ENTRIES SHOWN
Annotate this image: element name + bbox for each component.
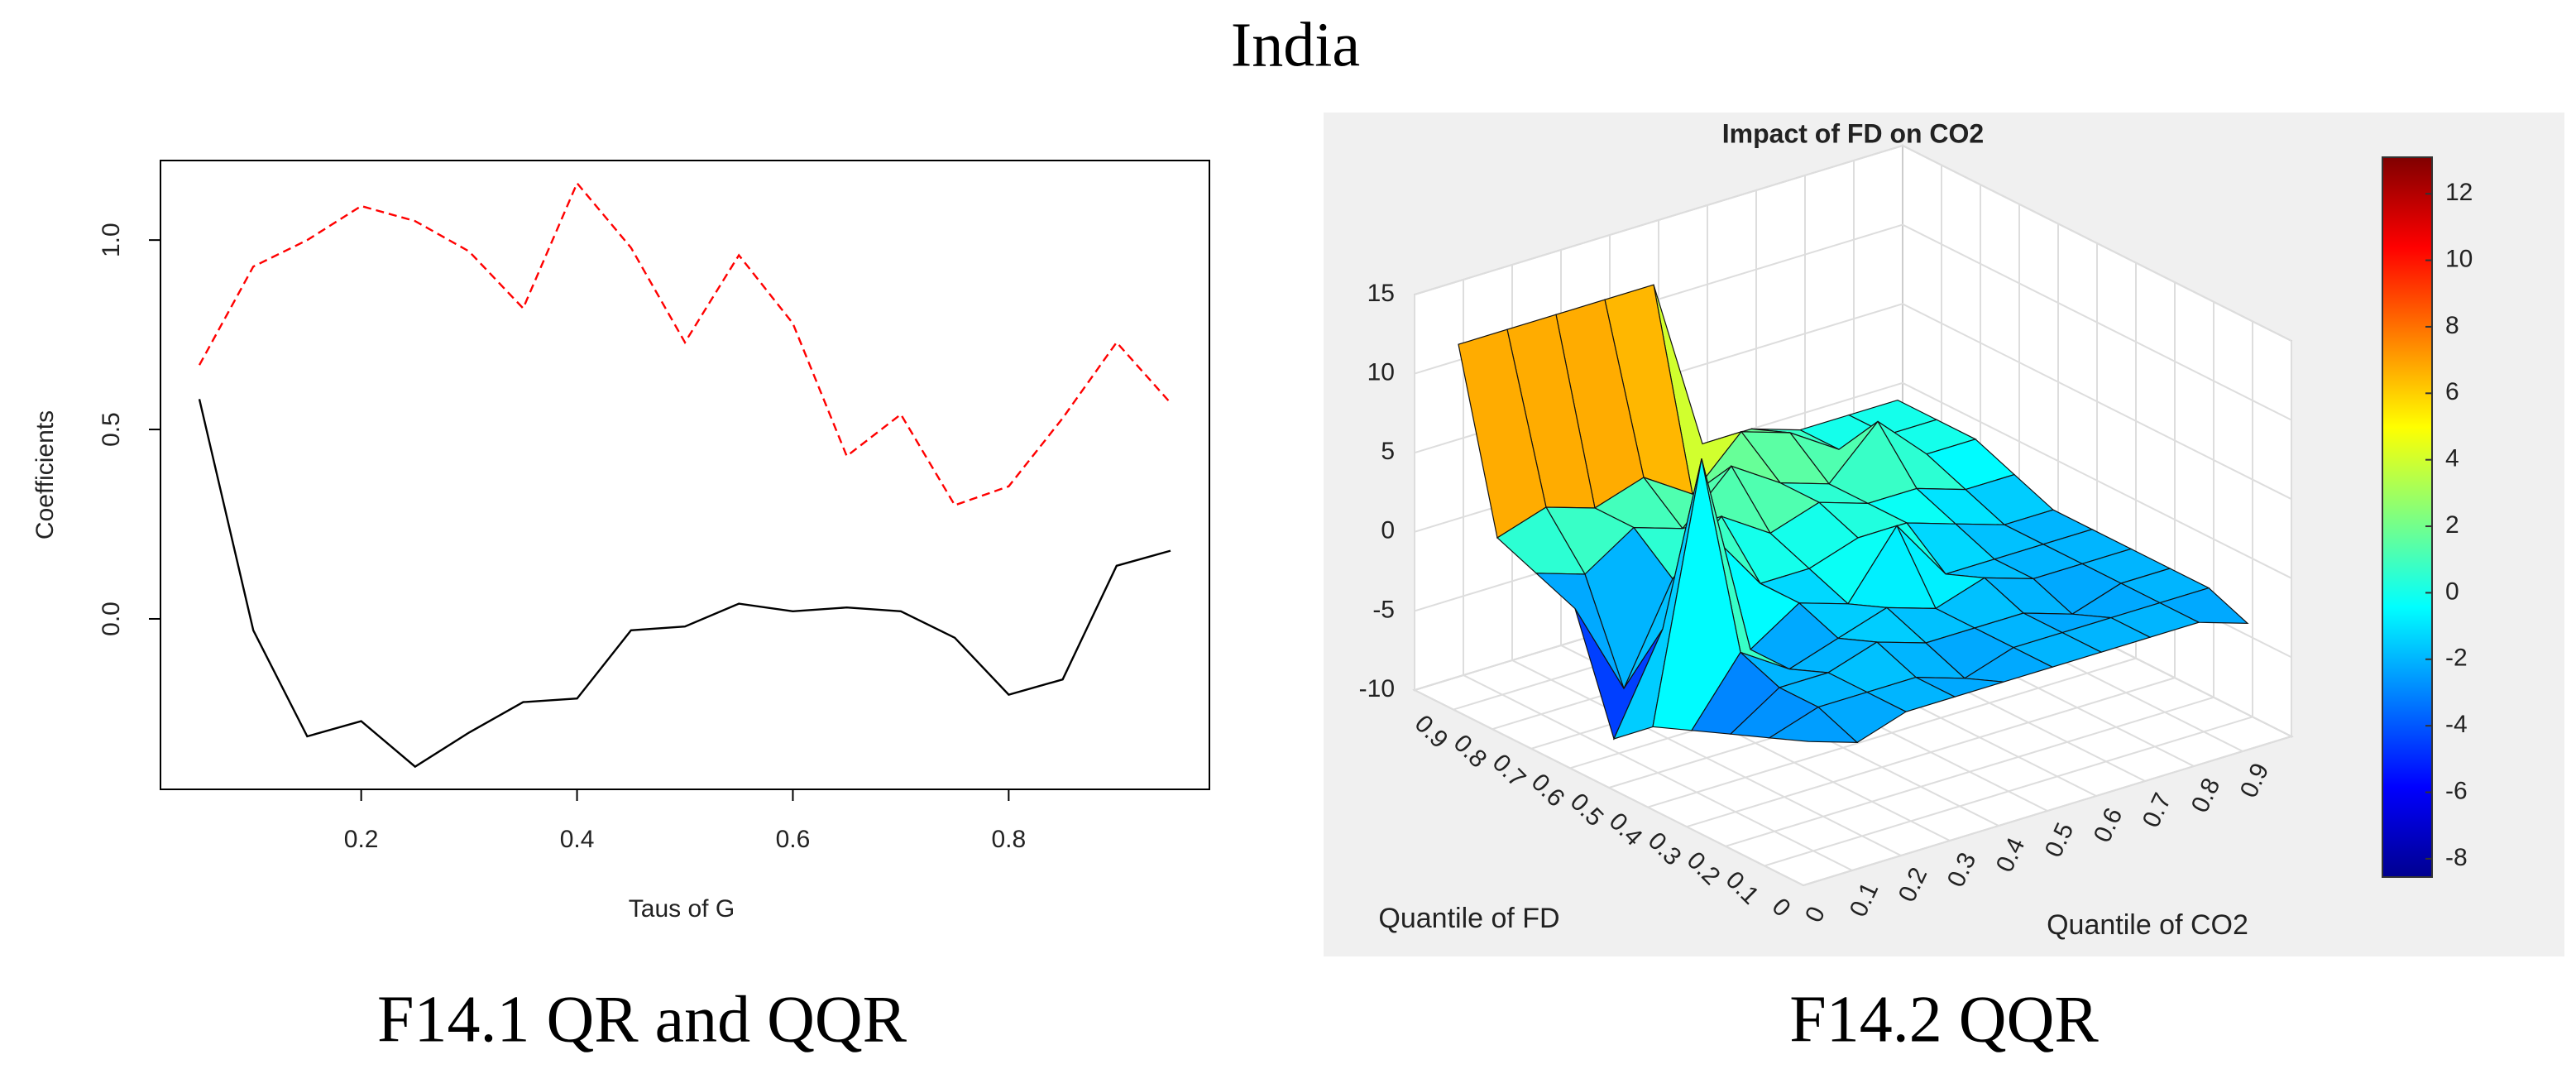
- y-tick-label: 1.0: [98, 223, 125, 257]
- colorbar-tick-label: 8: [2445, 312, 2459, 339]
- colorbar-tick-label: -8: [2445, 844, 2468, 871]
- line-series: [198, 181, 1171, 507]
- z-tick-label: -5: [1372, 596, 1395, 623]
- grid-line: [1414, 144, 2292, 342]
- y-tick-label: 0.0: [98, 602, 125, 636]
- x-axis-label: Taus of G: [629, 895, 735, 923]
- z-tick-label: 0: [1381, 517, 1395, 544]
- plot-box: [160, 160, 1210, 790]
- caption: F14.2 QQR: [1789, 983, 2099, 1056]
- x-tick-label: 0.2: [344, 826, 379, 853]
- colorbar-tick-label: 2: [2445, 511, 2459, 539]
- y-axis-label: Coefficients: [31, 410, 59, 539]
- x-tick-label: 0.4: [560, 826, 595, 853]
- z-tick-label: 15: [1367, 280, 1395, 307]
- line-series: [198, 399, 1171, 769]
- colorbar-tick-label: -6: [2445, 777, 2468, 804]
- x-tick-label: 0.8: [991, 826, 1026, 853]
- colorbar-tick-label: -2: [2445, 645, 2468, 672]
- surface-cell: [1768, 706, 1859, 744]
- x-axis-label: Quantile of FD: [1378, 903, 1559, 934]
- figure-title: India: [1231, 10, 1360, 79]
- z-tick-label: 5: [1381, 438, 1395, 465]
- chart-title: Impact of FD on CO2: [1722, 118, 1984, 148]
- caption: F14.1 QR and QQR: [377, 983, 907, 1056]
- y-tick-label: 0.5: [98, 412, 125, 447]
- colorbar-tick-label: 4: [2445, 445, 2459, 472]
- colorbar-tick-label: 6: [2445, 378, 2459, 405]
- z-tick-label: 10: [1367, 359, 1395, 386]
- x-tick-label: 0.6: [776, 826, 811, 853]
- z-tick-label: -10: [1359, 675, 1395, 702]
- colorbar-tick-label: 10: [2445, 245, 2473, 272]
- colorbar-tick-label: 12: [2445, 179, 2473, 206]
- colorbar-tick-label: 0: [2445, 578, 2459, 605]
- colorbar-tick-label: -4: [2445, 711, 2468, 738]
- y-axis-label: Quantile of CO2: [2047, 909, 2248, 941]
- colorbar: [2382, 156, 2433, 878]
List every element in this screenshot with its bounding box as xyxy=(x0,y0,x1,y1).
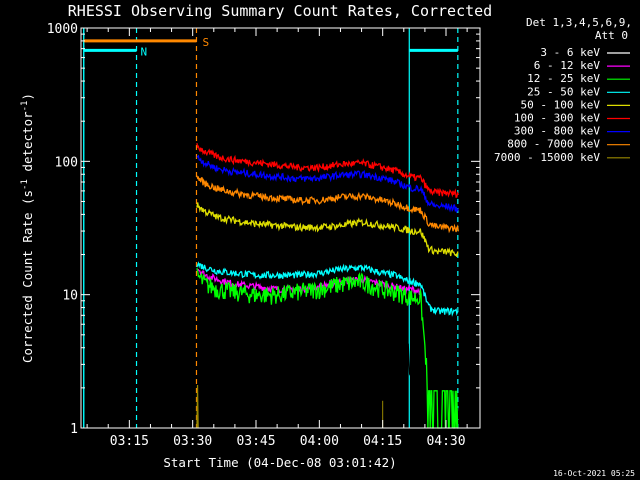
x-axis-label: Start Time (04-Dec-08 03:01:42) xyxy=(163,455,396,470)
x-tick-label: 03:30 xyxy=(173,434,212,449)
legend-label: 50 - 100 keV xyxy=(521,98,601,111)
y-axis-label-end: ) xyxy=(20,93,35,101)
x-tick-label: 04:30 xyxy=(426,434,465,449)
y-axis-label-sup2: -1 xyxy=(20,101,30,112)
series-line-3-6kev xyxy=(196,299,459,420)
series-line-12-25kev xyxy=(196,268,459,429)
legend-label: 6 - 12 keV xyxy=(534,59,601,72)
legend-label: 800 - 7000 keV xyxy=(507,138,600,151)
series-line-100-300kev xyxy=(196,142,459,198)
series-line-25-50kev xyxy=(196,261,459,317)
y-tick-label: 1000 xyxy=(47,22,78,37)
ticks-layer: 03:15 03:30 03:45 04:00 04:15 04:30 1000 100 10 1 xyxy=(47,22,480,449)
legend-label: 3 - 6 keV xyxy=(540,46,600,59)
lines-layer: NS xyxy=(83,28,459,429)
x-tick-label: 03:15 xyxy=(110,434,149,449)
y-tick-label: 100 xyxy=(55,155,78,170)
series-line-300-800kev xyxy=(196,154,459,214)
y-tick-label: 10 xyxy=(62,289,78,304)
x-tick-label: 04:15 xyxy=(363,434,402,449)
legend-label: 100 - 300 keV xyxy=(514,112,600,125)
legend-label: 7000 - 15000 keV xyxy=(494,151,600,164)
saa-flag-label: S xyxy=(202,36,209,49)
y-tick-label: 1 xyxy=(70,422,78,437)
series-line-50-100kev xyxy=(196,202,459,257)
x-tick-label: 03:45 xyxy=(236,434,275,449)
legend-label: 12 - 25 keV xyxy=(527,72,600,85)
legend-label: 25 - 50 keV xyxy=(527,85,600,98)
plot-frame xyxy=(80,27,481,429)
y-axis-label-part2: detector xyxy=(20,111,35,179)
y-axis-label: Corrected Count Rate (s-1 detector-1) xyxy=(20,93,35,363)
footer-timestamp: 16-Oct-2021 05:25 xyxy=(553,469,635,478)
chart-title: RHESSI Observing Summary Count Rates, Co… xyxy=(68,2,492,20)
legend-header-line1: Det 1,3,4,5,6,9, xyxy=(526,16,632,29)
legend-label: 300 - 800 keV xyxy=(514,125,600,138)
y-axis-label-part: Corrected Count Rate (s xyxy=(20,190,35,363)
y-axis-label-sup1: -1 xyxy=(20,179,30,190)
legend-header-line2: Att 0 xyxy=(595,29,628,42)
x-tick-label: 04:00 xyxy=(300,434,339,449)
series-line-7000-15000kev xyxy=(196,385,199,429)
series-line-800-7000kev xyxy=(196,175,459,234)
night-flag-label: N xyxy=(141,45,148,58)
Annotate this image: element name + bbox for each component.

WHAT THE TASK ASKS
Copy every row above line for line without changing a character, and leave out the pictures.

IN RESPONSE
Annotate this image: element name + bbox for each component.
- y-tick-label: 1.0: [98, 223, 125, 257]
- colorbar-tick-label: 8: [2445, 312, 2459, 339]
- colorbar-tick-label: -8: [2445, 844, 2468, 871]
- line-series: [198, 181, 1171, 507]
- z-tick-label: -5: [1372, 596, 1395, 623]
- grid-line: [1414, 144, 2292, 342]
- y-tick-label: 0.0: [98, 602, 125, 636]
- x-axis-label: Taus of G: [629, 895, 735, 923]
- z-tick-label: 0: [1381, 517, 1395, 544]
- plot-box: [160, 160, 1210, 790]
- caption: F14.2 QQR: [1789, 983, 2099, 1056]
- x-tick-label: 0.2: [344, 826, 379, 853]
- colorbar-tick-label: 2: [2445, 511, 2459, 539]
- y-axis-label: Coefficients: [31, 410, 59, 539]
- x-tick-label: 0.4: [560, 826, 595, 853]
- z-tick-label: 15: [1367, 280, 1395, 307]
- line-series: [198, 399, 1171, 769]
- colorbar-tick-label: -6: [2445, 777, 2468, 804]
- x-tick-label: 0.8: [991, 826, 1026, 853]
- colorbar-tick-label: -2: [2445, 645, 2468, 672]
- surface-cell: [1768, 706, 1859, 744]
- x-axis-label: Quantile of FD: [1378, 903, 1559, 934]
- figure-title: India: [1231, 10, 1360, 79]
- z-tick-label: 5: [1381, 438, 1395, 465]
- chart-title: Impact of FD on CO2: [1722, 118, 1984, 148]
- caption: F14.1 QR and QQR: [377, 983, 907, 1056]
- y-tick-label: 0.5: [98, 412, 125, 447]
- colorbar-tick-label: 4: [2445, 445, 2459, 472]
- colorbar-tick-label: 6: [2445, 378, 2459, 405]
- z-tick-label: 10: [1367, 359, 1395, 386]
- x-tick-label: 0.6: [776, 826, 811, 853]
- z-tick-label: -10: [1359, 675, 1395, 702]
- colorbar-tick-label: 10: [2445, 245, 2473, 272]
- colorbar-tick-label: 12: [2445, 179, 2473, 206]
- colorbar-tick-label: 0: [2445, 578, 2459, 605]
- colorbar-tick-label: -4: [2445, 711, 2468, 738]
- y-axis-label: Quantile of CO2: [2047, 909, 2248, 941]
- colorbar: [2382, 156, 2433, 878]
List every element in this screenshot with its bounding box as xyxy=(x0,y0,x1,y1).
x-axis-label: Start Time (04-Dec-08 03:01:42) xyxy=(163,455,396,470)
x-tick-label: 03:30 xyxy=(173,434,212,449)
legend-label: 50 - 100 keV xyxy=(521,98,601,111)
y-axis-label-end: ) xyxy=(20,93,35,101)
x-tick-label: 04:30 xyxy=(426,434,465,449)
y-axis-label-sup2: -1 xyxy=(20,101,30,112)
series-line-3-6kev xyxy=(196,299,459,420)
series-line-12-25kev xyxy=(196,268,459,429)
legend-label: 6 - 12 keV xyxy=(534,59,601,72)
legend-label: 800 - 7000 keV xyxy=(507,138,600,151)
series-line-100-300kev xyxy=(196,142,459,198)
series-line-25-50kev xyxy=(196,261,459,317)
y-tick-label: 1000 xyxy=(47,22,78,37)
ticks-layer: 03:15 03:30 03:45 04:00 04:15 04:30 1000 100 10 1 xyxy=(47,22,480,449)
legend-label: 3 - 6 keV xyxy=(540,46,600,59)
lines-layer: NS xyxy=(83,28,459,429)
x-tick-label: 03:15 xyxy=(110,434,149,449)
y-tick-label: 100 xyxy=(55,155,78,170)
series-line-300-800kev xyxy=(196,154,459,214)
y-tick-label: 10 xyxy=(62,289,78,304)
x-tick-label: 04:15 xyxy=(363,434,402,449)
legend-label: 100 - 300 keV xyxy=(514,112,600,125)
legend-label: 7000 - 15000 keV xyxy=(494,151,600,164)
saa-flag-label: S xyxy=(202,36,209,49)
y-tick-label: 1 xyxy=(70,422,78,437)
series-line-50-100kev xyxy=(196,202,459,257)
x-tick-label: 03:45 xyxy=(236,434,275,449)
legend-label: 12 - 25 keV xyxy=(527,72,600,85)
legend-label: 25 - 50 keV xyxy=(527,85,600,98)
plot-frame xyxy=(80,27,481,429)
y-axis-label-part2: detector xyxy=(20,111,35,179)
y-axis-label: Corrected Count Rate (s-1 detector-1) xyxy=(20,93,35,363)
footer-timestamp: 16-Oct-2021 05:25 xyxy=(553,469,635,478)
chart-title: RHESSI Observing Summary Count Rates, Co… xyxy=(68,2,492,20)
legend-header-line1: Det 1,3,4,5,6,9, xyxy=(526,16,632,29)
legend-label: 300 - 800 keV xyxy=(514,125,600,138)
y-axis-label-part: Corrected Count Rate (s xyxy=(20,190,35,363)
y-axis-label-sup1: -1 xyxy=(20,179,30,190)
legend-header-line2: Att 0 xyxy=(595,29,628,42)
x-tick-label: 04:00 xyxy=(300,434,339,449)
series-line-7000-15000kev xyxy=(196,385,199,429)
series-line-800-7000kev xyxy=(196,175,459,234)
night-flag-label: N xyxy=(141,45,148,58)
Annotate this image: element name + bbox for each component.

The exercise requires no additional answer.